PASSAGE
◆ ◆ ◆

Lincoln was totally willing to keep slavery to end the civil war.

The thing about Lincoln wasn't that he was willing to keep slavery to end the war. Virtually everyone was willing to do that.

Lincoln was willing to end slavery to end the war. This was the truly revolutionary view and the reason he's so celebrated.

So he freed the southern slaves and ordered the South burned to the ground instead

I don't think you get to rampage all the way into Gettysburg, looting and burning and raping and massacring your way straight through the heart of the Midwest, and then discover moralism during Sherman's March.

He wasn’t the abolitionist hero American history portrays him as.

He literally was, though. He wielded abolition, first as a weapon to bleed the Confederacy dry and then as a sucture to knit a new nation out of the 13th-15th amendments.

He achieved policy the most radical abolitionists hadn't even dreamed of ten years prior. An absolute living legend.

If only he'd made Butler his VP or... idk... ducked.

[–] AbsoluteChicagoDog@lemm.ee 0 points 1 week ago* (last edited 1 week ago) (1 children)

Don't mistake me for defending the Confederacy. I can't disagree that they deserved what they got. War is hell and they started it. My real point is that if they had been more subtle Lincoln would absolutely have let them keep slavery. A lesson the modern South seems to understand well if the last few decades of the Republican party are any example.

[–] UnderpantsWeevil@lemmy.world 2 points 1 week ago

My real point is that if they had been more subtle Lincoln would absolutely have let them keep slavery.

Lincoln wouldn't have enjoyed the majorities necessary to rewrite the Constitution without the Civil War. He'd have been in the same position as Quincy Adams or Filmore, two outspoken abolitionists who lacked the tools to functionally end the practice.

The war, the voluntary dissolution of opposition in Congress, and the massive depopulation that neutered immediate blowback left the door wide open for revolutionary change. And Lincoln - unlike his successor Johnson or even more distant successor Truman - walked through that doorway. That's what makes Lincoln significant - he was presented with a serious opportunity to affect change and he took it, when less lucky presidents never had the opportunity and less moral presidents never had the conviction.

A lesson the modern South seems to understand well if the last few decades of the Republican party are any example.

What makes guys like Trump and Bush Jr so horrifying is the fact that they did pounce on their opportunities to affect radical change. The Republican Party is seizing their moment and reinventing the country while the Dems dither, trying to extract as much personal profit from the decaying system.

The modern South is a consequence of bold Republicans capitalizing on a wellspring of white nationalism that's been bubbling up since the Civil Rights Era, while Democrats seek to apologize for FDR/Kennedy/LBJ and sell off a generation of progressive reform to the highest bidder. When you look at the Dem strategy in states like Texas and Florida, you see this in spades. Candidates falling over themselves to prove they hate student protesters and brown foreigners and union advocates as much as any Republican.

The lesson we're all learning is that you might as well try to reign in hell, cause heaven is a lost cause.

◆ ◆ ◆

RECORD EXTRACTS
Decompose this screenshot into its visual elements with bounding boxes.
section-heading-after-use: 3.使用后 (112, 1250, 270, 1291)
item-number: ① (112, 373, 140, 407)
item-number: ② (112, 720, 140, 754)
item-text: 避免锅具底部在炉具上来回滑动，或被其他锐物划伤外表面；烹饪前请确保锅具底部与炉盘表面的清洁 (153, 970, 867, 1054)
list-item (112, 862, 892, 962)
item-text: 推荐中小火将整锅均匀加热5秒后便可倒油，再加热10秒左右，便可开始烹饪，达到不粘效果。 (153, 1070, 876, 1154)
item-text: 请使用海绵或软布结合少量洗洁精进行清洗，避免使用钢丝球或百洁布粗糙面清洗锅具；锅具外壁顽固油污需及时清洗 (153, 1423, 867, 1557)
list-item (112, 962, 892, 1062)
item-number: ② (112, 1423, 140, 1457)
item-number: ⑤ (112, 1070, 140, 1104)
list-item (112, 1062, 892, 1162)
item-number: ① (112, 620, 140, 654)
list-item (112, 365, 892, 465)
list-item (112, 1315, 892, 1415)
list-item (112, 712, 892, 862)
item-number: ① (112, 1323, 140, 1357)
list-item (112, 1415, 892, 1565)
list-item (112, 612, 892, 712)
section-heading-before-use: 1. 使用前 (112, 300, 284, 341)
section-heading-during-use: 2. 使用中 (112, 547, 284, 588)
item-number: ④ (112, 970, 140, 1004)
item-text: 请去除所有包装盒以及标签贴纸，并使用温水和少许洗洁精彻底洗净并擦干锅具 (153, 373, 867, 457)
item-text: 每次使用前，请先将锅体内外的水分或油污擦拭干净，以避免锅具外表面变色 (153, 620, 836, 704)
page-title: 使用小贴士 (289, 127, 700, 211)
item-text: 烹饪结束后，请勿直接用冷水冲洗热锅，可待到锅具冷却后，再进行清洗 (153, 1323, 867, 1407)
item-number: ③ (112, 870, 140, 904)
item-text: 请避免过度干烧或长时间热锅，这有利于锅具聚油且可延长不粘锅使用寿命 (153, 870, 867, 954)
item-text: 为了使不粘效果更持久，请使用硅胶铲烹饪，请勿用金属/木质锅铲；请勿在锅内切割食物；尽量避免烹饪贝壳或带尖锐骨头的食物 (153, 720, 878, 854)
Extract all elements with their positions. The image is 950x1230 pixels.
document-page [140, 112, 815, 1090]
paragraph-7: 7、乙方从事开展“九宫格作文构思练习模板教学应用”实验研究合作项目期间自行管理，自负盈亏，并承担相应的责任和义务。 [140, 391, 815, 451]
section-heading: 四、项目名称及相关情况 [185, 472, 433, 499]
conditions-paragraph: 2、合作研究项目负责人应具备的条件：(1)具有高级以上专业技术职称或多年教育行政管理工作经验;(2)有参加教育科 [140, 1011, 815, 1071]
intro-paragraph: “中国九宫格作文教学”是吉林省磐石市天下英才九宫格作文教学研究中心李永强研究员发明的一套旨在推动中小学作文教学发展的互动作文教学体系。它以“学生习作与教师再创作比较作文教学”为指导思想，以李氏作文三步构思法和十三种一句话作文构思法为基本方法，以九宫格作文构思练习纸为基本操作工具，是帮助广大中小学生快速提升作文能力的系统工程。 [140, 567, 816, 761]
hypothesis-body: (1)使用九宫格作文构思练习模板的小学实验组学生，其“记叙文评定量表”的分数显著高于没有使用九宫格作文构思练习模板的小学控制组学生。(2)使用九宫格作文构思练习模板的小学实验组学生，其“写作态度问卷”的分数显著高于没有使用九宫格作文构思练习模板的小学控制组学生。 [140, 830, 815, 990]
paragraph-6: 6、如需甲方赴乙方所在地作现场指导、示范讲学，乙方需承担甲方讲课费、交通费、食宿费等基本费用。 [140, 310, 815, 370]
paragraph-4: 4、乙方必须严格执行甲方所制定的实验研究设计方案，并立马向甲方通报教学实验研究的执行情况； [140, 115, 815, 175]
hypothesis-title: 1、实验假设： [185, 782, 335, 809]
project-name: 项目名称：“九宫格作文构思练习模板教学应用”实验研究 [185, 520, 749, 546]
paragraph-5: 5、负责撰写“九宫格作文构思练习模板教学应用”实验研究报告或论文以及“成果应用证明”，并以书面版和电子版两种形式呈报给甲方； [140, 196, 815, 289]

◆ ◆ ◆

ACTIVITY
Rewrite the part of the Lincoln discussion that begins with the words "So he freed" and ends with "during Sherman's March.", switching "Gettysburg" to "Antietam".

SOLUTION FOR THIS EXERCISE
So he freed the southern slaves and ordered the South burned to the ground instead

I don't think you get to rampage all the way into Antietam, looting and burning and raping and massacring your way straight through the heart of the Midwest, and then discover moralism during Sherman's March.